__Work instructions__
Here are some records; copy every line that holds the word "this".

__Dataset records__

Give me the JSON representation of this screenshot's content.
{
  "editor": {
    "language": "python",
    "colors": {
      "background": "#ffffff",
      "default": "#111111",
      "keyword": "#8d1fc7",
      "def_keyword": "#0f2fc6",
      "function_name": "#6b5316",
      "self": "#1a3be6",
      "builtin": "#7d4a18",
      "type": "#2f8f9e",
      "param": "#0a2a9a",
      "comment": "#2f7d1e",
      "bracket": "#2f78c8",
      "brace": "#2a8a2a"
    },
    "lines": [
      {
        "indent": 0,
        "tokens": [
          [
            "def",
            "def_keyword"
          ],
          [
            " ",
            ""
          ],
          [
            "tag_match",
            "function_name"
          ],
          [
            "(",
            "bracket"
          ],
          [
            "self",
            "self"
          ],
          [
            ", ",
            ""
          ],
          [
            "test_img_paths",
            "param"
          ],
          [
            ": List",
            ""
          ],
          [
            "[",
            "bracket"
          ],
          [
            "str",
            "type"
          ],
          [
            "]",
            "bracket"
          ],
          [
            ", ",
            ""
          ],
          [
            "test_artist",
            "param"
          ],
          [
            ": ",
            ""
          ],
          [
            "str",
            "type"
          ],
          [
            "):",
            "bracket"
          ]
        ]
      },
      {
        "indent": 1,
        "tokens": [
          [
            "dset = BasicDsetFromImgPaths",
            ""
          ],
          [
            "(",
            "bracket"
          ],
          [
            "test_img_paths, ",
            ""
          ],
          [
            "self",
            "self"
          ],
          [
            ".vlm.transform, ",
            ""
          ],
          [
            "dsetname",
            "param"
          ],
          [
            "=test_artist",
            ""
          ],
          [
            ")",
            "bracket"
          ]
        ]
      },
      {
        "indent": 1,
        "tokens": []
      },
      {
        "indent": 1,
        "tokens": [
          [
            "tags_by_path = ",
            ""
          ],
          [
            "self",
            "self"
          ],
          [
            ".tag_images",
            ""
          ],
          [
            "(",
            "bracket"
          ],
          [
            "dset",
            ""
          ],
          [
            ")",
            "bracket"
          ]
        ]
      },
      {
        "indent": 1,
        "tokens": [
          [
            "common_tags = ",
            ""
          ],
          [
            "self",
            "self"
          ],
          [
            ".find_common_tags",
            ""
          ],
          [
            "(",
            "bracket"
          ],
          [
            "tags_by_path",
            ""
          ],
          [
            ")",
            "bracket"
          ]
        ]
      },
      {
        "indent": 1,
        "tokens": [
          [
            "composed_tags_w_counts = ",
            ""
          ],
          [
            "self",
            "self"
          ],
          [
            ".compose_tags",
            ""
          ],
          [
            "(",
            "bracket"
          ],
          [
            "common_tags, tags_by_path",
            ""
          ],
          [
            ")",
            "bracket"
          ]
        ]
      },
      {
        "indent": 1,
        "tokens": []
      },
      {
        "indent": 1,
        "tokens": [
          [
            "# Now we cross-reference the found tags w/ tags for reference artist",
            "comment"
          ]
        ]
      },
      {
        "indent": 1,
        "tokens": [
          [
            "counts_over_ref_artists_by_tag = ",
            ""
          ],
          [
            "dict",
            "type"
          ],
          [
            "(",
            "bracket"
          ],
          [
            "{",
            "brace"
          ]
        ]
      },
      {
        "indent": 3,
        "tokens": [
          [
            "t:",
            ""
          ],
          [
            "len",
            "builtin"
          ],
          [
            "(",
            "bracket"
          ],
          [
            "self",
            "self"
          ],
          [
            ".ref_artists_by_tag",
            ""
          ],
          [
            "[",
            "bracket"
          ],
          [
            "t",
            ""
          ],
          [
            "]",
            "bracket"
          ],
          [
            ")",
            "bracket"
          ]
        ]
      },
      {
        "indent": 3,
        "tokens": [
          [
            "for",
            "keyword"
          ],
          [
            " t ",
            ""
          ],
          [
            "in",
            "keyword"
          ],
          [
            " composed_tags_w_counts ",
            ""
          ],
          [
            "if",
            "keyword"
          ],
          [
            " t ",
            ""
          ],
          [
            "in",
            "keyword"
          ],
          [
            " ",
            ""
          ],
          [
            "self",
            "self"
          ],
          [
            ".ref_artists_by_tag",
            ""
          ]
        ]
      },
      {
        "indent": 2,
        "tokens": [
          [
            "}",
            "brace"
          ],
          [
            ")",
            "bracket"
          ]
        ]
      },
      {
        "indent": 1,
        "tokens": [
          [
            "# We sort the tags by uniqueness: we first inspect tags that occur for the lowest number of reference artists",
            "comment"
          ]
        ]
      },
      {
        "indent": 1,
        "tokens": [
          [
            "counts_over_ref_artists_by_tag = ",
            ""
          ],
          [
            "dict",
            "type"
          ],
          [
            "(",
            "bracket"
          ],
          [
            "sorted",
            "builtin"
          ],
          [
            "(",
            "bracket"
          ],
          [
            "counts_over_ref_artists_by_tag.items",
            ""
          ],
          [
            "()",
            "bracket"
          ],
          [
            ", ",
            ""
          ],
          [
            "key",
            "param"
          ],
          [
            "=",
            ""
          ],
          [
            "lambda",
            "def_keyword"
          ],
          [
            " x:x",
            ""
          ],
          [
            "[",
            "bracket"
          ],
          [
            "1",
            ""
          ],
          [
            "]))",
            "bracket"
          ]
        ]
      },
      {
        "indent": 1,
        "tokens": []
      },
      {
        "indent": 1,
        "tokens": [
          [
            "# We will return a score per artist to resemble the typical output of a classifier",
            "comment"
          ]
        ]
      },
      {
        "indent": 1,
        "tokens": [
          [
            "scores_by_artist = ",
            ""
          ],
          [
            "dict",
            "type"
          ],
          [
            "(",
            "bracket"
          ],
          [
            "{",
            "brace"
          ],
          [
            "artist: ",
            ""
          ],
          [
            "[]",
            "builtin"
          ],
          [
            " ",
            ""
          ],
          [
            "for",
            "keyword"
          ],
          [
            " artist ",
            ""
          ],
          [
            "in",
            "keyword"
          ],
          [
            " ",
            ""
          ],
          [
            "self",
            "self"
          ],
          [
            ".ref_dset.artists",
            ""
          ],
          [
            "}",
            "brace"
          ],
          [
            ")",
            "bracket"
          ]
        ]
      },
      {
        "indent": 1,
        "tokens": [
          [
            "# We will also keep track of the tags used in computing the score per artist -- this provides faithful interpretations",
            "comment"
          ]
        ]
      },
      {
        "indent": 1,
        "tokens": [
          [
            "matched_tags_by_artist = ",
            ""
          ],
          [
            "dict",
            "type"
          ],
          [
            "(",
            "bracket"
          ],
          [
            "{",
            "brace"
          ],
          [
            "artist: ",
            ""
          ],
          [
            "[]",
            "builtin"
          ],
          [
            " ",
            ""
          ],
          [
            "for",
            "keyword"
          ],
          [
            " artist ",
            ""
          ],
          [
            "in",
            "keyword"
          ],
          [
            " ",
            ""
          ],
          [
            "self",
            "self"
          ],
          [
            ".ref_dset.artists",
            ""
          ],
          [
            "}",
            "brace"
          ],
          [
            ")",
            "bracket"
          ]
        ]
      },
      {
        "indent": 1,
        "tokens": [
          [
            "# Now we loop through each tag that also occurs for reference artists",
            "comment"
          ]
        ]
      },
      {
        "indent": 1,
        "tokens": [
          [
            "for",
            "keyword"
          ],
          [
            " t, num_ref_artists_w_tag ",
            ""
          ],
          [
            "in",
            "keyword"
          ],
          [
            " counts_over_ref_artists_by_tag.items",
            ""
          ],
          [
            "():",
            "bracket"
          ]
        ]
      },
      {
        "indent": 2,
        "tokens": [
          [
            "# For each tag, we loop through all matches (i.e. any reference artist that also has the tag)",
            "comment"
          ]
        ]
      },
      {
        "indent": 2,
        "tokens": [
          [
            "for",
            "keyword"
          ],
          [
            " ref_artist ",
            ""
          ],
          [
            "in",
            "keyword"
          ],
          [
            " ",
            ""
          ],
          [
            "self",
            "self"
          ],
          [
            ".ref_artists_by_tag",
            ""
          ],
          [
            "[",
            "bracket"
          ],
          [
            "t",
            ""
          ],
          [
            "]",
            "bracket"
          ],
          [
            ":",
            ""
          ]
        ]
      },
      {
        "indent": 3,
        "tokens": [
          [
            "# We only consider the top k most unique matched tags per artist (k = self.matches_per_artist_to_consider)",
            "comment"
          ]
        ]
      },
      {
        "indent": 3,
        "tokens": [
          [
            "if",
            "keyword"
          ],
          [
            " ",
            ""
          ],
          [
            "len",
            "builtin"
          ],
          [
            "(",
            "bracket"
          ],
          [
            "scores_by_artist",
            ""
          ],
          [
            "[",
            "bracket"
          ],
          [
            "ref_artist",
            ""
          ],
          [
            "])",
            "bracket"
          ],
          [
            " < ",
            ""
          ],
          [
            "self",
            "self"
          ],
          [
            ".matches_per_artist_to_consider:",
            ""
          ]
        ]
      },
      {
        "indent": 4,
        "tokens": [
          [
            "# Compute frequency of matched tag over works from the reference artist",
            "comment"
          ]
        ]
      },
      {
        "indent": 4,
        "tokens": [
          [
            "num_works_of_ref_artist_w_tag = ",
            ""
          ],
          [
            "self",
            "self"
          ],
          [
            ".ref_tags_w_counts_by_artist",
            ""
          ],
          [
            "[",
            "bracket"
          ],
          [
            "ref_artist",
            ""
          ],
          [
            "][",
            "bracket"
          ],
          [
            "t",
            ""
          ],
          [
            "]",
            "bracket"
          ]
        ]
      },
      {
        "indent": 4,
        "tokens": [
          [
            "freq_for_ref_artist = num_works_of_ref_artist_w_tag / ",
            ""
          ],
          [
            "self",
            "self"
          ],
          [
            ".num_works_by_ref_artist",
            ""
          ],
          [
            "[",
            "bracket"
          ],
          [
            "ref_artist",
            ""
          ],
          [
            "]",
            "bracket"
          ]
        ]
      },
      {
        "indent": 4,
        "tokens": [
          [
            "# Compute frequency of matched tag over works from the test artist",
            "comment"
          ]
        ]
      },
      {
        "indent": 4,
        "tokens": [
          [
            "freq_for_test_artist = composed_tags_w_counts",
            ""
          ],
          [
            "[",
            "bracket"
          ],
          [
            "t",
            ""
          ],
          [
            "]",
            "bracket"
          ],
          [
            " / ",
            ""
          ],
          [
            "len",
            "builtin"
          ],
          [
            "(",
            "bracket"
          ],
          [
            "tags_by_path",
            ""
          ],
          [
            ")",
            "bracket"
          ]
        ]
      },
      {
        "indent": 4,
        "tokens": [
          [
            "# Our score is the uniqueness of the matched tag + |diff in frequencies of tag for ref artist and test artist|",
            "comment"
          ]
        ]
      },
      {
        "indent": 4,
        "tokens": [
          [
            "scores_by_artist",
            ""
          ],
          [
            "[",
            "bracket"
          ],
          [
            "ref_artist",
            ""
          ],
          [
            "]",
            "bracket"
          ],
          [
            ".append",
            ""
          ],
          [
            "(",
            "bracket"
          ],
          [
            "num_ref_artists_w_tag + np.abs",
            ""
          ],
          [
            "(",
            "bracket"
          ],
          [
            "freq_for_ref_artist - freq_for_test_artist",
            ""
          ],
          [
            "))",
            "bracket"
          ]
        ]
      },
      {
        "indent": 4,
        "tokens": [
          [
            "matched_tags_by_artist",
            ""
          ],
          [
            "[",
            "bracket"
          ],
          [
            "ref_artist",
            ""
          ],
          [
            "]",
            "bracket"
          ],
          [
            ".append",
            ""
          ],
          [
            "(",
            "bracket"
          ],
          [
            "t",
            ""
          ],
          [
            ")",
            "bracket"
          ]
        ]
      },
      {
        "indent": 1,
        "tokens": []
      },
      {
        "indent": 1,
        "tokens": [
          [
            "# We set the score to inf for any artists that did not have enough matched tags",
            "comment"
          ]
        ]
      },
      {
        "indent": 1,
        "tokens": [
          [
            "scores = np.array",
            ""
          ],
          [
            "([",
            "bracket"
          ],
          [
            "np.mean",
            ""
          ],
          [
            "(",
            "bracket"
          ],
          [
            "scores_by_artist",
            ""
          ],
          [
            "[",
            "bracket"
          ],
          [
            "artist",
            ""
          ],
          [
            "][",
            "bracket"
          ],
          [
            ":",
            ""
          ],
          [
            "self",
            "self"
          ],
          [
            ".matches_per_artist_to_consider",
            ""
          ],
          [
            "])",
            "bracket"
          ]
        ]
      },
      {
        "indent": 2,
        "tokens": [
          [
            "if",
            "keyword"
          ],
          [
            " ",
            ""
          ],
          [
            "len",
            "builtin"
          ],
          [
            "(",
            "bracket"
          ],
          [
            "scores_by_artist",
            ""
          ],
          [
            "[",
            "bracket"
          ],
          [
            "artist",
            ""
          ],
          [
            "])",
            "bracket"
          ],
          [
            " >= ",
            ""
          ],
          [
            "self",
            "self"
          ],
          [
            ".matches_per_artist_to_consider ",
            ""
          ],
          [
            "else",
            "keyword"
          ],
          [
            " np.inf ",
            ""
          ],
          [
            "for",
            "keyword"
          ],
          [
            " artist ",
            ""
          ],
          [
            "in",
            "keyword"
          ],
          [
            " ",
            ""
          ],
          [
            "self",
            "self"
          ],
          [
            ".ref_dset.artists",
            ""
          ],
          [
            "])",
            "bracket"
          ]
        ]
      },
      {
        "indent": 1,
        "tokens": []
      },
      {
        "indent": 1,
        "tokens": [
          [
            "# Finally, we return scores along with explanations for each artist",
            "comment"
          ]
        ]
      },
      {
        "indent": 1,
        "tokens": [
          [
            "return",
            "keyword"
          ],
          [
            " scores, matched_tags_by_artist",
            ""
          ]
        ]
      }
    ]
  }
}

__Answer to the task__
Give me the JSON representation of this screenshot's content.
            "# We will also keep track of the tags used in computing the score per artist -- this provides faithful interpretations",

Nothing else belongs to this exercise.